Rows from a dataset
※

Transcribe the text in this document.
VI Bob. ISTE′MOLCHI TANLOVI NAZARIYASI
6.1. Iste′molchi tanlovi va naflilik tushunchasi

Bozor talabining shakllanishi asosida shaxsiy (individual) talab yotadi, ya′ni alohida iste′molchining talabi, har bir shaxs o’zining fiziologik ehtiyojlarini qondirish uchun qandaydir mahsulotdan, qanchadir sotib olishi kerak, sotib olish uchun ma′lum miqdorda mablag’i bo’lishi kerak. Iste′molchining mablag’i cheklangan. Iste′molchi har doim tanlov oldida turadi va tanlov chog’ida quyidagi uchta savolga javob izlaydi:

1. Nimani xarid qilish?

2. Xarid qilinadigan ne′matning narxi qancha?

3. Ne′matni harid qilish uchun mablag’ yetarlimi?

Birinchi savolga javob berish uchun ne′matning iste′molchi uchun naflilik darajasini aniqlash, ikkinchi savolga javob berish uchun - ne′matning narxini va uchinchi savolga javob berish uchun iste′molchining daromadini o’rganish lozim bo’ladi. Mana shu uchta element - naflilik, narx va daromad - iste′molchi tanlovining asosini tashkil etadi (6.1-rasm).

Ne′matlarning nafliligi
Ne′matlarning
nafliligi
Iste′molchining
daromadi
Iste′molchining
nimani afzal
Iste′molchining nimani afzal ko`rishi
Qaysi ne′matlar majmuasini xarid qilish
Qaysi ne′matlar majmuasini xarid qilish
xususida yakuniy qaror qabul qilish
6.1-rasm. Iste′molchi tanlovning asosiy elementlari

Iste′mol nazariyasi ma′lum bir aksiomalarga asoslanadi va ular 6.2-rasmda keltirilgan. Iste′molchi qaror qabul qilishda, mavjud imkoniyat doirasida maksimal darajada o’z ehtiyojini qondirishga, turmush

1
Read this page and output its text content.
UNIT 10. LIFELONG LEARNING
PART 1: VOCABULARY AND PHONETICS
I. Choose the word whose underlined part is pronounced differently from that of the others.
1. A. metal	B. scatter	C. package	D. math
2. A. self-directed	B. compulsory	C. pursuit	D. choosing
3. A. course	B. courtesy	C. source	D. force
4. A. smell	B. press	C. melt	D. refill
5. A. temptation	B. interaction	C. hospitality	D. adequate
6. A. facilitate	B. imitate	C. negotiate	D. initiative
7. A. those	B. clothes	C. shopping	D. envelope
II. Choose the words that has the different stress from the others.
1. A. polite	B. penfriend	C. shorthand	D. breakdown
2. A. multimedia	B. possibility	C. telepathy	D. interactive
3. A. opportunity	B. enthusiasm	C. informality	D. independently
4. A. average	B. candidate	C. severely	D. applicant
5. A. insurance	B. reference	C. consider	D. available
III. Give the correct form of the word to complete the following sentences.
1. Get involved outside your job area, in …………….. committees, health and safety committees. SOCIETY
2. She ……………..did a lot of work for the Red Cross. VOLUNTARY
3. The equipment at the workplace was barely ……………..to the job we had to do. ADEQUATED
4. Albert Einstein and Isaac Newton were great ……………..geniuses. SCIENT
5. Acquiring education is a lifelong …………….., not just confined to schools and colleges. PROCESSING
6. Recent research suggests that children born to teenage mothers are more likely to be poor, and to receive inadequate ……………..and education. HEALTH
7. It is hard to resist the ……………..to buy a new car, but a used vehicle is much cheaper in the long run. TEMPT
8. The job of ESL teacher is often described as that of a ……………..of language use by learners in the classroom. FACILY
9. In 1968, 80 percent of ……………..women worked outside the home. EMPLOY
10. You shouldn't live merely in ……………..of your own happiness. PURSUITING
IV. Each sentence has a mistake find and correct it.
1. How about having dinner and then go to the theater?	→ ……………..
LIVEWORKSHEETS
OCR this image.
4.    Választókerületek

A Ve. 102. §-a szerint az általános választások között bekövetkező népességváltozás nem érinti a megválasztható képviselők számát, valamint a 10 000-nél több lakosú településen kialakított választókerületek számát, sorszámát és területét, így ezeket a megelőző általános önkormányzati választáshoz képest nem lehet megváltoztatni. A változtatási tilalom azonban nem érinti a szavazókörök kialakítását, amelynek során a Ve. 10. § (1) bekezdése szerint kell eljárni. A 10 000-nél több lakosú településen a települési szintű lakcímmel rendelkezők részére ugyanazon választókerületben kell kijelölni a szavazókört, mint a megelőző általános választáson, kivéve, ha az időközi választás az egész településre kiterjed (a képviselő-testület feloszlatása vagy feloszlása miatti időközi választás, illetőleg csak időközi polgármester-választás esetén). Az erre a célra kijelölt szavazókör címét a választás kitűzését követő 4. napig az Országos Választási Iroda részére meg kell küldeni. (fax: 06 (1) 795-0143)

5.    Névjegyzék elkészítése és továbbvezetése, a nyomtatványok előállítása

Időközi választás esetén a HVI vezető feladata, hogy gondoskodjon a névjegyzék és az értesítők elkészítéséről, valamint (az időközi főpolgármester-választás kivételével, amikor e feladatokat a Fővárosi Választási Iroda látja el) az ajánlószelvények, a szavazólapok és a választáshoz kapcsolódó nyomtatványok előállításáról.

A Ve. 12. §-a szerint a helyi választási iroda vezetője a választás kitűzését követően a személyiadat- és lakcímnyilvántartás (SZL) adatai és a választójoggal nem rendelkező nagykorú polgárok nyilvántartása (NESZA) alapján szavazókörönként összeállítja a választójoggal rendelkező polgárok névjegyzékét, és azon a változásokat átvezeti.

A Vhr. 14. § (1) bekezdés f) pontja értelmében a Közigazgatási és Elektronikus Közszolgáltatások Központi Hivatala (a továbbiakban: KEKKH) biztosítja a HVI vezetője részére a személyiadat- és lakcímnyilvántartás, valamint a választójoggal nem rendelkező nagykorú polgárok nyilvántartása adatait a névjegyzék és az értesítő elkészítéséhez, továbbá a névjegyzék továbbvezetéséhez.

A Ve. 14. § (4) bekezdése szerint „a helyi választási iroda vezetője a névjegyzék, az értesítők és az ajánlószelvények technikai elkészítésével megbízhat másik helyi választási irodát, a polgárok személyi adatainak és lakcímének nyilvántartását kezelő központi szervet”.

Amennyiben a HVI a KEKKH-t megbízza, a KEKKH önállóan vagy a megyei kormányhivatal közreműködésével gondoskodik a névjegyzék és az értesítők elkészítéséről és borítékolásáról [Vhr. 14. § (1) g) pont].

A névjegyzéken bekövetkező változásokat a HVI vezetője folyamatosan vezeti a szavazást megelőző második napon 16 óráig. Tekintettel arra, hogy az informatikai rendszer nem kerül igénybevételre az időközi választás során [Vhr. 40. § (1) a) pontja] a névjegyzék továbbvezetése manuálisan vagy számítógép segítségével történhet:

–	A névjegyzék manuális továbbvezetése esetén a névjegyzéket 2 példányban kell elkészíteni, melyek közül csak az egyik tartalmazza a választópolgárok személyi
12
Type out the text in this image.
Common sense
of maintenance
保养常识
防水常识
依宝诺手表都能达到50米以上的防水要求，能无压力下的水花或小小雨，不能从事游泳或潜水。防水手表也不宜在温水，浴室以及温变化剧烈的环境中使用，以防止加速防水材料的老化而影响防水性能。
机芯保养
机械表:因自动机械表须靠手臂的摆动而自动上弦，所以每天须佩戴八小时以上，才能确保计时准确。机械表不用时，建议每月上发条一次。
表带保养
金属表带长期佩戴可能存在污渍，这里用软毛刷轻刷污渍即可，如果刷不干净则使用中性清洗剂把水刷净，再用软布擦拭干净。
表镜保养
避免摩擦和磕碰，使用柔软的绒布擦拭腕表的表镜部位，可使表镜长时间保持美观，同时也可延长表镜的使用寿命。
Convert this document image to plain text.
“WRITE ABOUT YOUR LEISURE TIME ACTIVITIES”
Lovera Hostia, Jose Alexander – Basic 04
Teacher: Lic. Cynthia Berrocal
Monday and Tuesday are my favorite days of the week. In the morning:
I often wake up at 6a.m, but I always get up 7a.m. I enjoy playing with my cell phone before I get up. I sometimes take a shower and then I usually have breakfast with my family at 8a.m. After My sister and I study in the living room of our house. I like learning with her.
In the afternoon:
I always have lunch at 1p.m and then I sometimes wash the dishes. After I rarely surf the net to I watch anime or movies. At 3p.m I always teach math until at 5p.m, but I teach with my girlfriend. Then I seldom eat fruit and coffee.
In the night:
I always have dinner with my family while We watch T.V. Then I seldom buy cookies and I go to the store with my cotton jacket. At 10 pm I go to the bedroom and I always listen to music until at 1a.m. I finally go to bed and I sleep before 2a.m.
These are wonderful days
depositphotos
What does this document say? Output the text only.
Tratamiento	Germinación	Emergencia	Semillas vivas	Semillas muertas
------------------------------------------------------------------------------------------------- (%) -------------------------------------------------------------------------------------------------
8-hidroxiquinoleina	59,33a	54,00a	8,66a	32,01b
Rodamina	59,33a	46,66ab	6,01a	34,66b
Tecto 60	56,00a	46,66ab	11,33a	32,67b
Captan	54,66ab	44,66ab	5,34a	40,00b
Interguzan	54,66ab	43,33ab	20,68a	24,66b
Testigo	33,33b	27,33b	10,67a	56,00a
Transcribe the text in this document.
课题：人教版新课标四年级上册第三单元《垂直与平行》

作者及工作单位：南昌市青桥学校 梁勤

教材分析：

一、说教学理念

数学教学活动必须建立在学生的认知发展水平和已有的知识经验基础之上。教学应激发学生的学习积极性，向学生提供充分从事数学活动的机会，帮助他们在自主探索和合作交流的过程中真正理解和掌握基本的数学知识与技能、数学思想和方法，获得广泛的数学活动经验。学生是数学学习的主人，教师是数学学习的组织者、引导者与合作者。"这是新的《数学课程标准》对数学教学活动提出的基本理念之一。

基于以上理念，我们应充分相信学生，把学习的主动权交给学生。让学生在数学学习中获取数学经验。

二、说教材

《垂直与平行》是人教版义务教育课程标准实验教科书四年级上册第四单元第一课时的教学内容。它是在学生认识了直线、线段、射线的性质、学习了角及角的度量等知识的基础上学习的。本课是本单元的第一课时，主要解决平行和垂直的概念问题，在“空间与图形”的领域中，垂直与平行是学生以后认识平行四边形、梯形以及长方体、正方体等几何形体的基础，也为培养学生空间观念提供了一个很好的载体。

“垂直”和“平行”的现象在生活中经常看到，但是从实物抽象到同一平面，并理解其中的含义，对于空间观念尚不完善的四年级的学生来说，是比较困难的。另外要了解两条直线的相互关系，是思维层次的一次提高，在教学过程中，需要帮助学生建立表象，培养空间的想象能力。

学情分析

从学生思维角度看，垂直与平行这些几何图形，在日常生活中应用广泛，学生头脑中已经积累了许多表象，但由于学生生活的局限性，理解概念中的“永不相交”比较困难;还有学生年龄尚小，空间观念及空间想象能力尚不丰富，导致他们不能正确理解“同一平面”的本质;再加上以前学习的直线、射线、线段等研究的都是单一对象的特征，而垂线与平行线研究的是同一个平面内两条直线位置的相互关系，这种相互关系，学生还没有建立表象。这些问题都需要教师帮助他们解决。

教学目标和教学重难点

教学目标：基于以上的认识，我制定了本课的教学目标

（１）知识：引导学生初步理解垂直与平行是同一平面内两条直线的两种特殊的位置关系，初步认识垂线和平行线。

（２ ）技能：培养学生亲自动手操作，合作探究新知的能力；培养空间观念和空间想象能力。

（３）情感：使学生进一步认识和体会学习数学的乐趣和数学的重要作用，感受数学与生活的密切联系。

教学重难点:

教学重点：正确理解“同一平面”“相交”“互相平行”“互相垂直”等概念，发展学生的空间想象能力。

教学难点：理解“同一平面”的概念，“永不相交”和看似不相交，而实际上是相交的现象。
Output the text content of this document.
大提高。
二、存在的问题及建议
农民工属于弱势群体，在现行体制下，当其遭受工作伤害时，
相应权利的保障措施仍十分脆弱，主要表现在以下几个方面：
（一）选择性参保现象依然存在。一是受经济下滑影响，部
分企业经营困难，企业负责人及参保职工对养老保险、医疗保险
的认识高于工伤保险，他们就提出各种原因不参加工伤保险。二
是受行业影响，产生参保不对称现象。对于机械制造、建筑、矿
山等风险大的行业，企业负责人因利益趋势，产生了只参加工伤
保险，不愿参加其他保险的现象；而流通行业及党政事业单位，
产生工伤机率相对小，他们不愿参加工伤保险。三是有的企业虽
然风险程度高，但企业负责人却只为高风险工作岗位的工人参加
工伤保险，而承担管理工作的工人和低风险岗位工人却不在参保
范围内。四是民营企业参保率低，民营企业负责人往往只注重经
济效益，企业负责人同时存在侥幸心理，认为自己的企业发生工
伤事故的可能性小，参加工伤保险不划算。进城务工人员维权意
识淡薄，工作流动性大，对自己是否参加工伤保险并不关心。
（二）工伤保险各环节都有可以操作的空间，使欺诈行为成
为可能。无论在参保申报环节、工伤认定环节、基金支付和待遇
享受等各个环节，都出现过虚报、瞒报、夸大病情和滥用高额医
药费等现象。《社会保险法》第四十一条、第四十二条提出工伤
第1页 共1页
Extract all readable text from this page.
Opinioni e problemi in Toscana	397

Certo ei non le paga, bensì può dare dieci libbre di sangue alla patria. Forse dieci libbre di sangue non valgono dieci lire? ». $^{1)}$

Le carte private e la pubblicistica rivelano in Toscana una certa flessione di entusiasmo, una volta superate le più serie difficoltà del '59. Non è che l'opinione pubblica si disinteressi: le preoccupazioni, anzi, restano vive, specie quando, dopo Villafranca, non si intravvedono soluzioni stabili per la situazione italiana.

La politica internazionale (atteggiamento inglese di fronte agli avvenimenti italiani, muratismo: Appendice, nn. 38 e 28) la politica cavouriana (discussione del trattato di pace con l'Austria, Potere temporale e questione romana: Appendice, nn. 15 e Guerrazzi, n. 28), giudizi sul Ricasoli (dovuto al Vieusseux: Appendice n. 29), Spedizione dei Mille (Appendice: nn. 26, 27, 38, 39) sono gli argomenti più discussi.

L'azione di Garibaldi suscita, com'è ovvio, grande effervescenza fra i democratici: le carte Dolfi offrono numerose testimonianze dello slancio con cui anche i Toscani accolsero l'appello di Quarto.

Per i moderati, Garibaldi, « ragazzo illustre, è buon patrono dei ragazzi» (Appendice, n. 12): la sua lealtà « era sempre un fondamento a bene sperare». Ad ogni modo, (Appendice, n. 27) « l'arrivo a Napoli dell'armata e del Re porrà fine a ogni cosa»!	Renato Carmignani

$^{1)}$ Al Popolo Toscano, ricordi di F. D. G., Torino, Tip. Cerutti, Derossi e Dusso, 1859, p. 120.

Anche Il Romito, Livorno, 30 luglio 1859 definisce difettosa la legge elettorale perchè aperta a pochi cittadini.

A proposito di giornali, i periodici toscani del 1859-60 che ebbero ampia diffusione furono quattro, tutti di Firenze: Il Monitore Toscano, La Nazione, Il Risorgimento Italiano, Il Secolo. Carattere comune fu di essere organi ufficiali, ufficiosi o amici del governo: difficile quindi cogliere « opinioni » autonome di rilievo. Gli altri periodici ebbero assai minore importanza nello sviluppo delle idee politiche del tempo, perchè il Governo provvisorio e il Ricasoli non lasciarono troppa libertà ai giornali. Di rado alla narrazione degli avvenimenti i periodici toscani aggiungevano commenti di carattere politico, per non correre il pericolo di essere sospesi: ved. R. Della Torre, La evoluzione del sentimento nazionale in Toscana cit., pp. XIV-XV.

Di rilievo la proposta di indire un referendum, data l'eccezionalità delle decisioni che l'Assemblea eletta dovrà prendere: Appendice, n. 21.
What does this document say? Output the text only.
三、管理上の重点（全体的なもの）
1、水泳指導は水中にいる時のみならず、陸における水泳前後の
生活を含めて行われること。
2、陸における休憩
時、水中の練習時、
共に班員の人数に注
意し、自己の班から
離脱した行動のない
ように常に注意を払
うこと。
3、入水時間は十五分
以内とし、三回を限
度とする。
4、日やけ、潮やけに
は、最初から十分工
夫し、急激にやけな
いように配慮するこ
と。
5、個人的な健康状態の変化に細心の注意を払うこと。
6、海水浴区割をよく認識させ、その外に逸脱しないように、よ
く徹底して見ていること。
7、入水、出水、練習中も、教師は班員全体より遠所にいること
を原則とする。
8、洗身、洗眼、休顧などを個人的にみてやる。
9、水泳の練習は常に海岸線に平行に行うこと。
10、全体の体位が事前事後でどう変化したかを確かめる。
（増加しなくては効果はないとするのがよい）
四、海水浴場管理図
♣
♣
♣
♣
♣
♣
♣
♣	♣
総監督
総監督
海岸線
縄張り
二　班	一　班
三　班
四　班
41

※

▶ **Task directions**: Select the lines from the entries that include the word "választójoggal".

▶ **Answer to this problem**:
A Ve. 12. §-a szerint a helyi választási iroda vezetője a választás kitűzését követően a személyiadat- és lakcímnyilvántartás (SZL) adatai és a választójoggal nem rendelkező nagykorú polgárok nyilvántartása (NESZA) alapján szavazókörönként összeállítja a választójoggal rendelkező polgárok névjegyzékét, és azon a változásokat átvezeti.
A Vhr. 14. § (1) bekezdés f) pontja értelmében a Közigazgatási és Elektronikus Közszolgáltatások Központi Hivatala (a továbbiakban: KEKKH) biztosítja a HVI vezetője részére a személyiadat- és lakcímnyilvántartás, valamint a választójoggal nem rendelkező nagykorú polgárok nyilvántartása adatait a névjegyzék és az értesítő elkészítéséhez, továbbá a névjegyzék továbbvezetéséhez.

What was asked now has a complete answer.